Excerpted data:
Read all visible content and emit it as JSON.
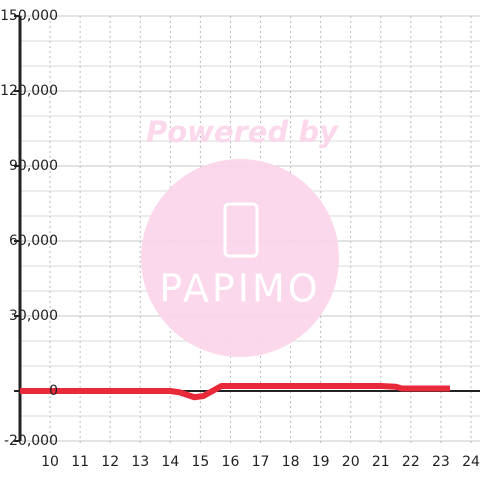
{
  "chart_data": {
    "type": "line",
    "watermark": {
      "line1": "Powered by",
      "line2": "PAPIMO"
    },
    "x": [
      9,
      10,
      11,
      12,
      13,
      14,
      14.3,
      14.8,
      15.1,
      15.4,
      15.7,
      16,
      17,
      18,
      19,
      20,
      21,
      21.5,
      21.7,
      22,
      23,
      23.3
    ],
    "series": [
      {
        "color": "#e8293a",
        "values": [
          0,
          0,
          0,
          0,
          0,
          0,
          -500,
          -2500,
          -2000,
          0,
          2000,
          2000,
          2000,
          2000,
          2000,
          2000,
          2000,
          1700,
          1000,
          1000,
          1000,
          1000
        ]
      }
    ],
    "xlim": [
      9,
      24.3
    ],
    "xticks": [
      10,
      11,
      12,
      13,
      14,
      15,
      16,
      17,
      18,
      19,
      20,
      21,
      22,
      23,
      24
    ],
    "ylim": [
      -20000,
      150000
    ],
    "yticks": [
      {
        "value": -20000,
        "label": "-20,000"
      },
      0,
      {
        "value": 30000,
        "label": "30,000"
      },
      {
        "value": 60000,
        "label": "60,000"
      },
      {
        "value": 90000,
        "label": "90,000"
      },
      {
        "value": 120000,
        "label": "120,000"
      },
      {
        "value": 150000,
        "label": "150,000"
      }
    ],
    "grid": true
  }
}
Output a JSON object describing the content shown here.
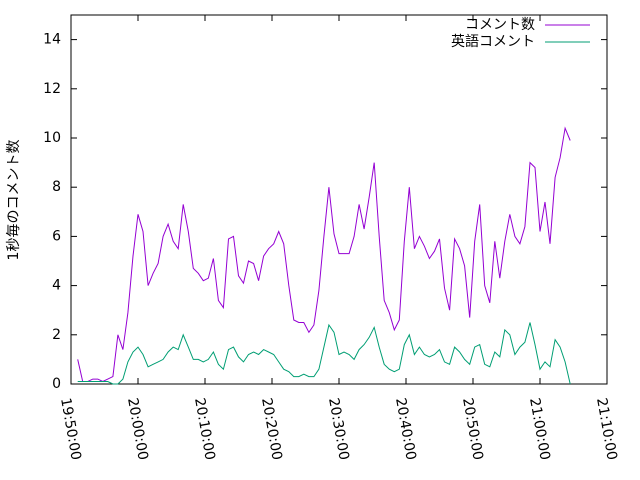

Work to complete:
Extract from the data every line where "JSON" shows up.

Task response:
Read all visible content and emit it as JSON.
Output a JSON object describing the content shown here.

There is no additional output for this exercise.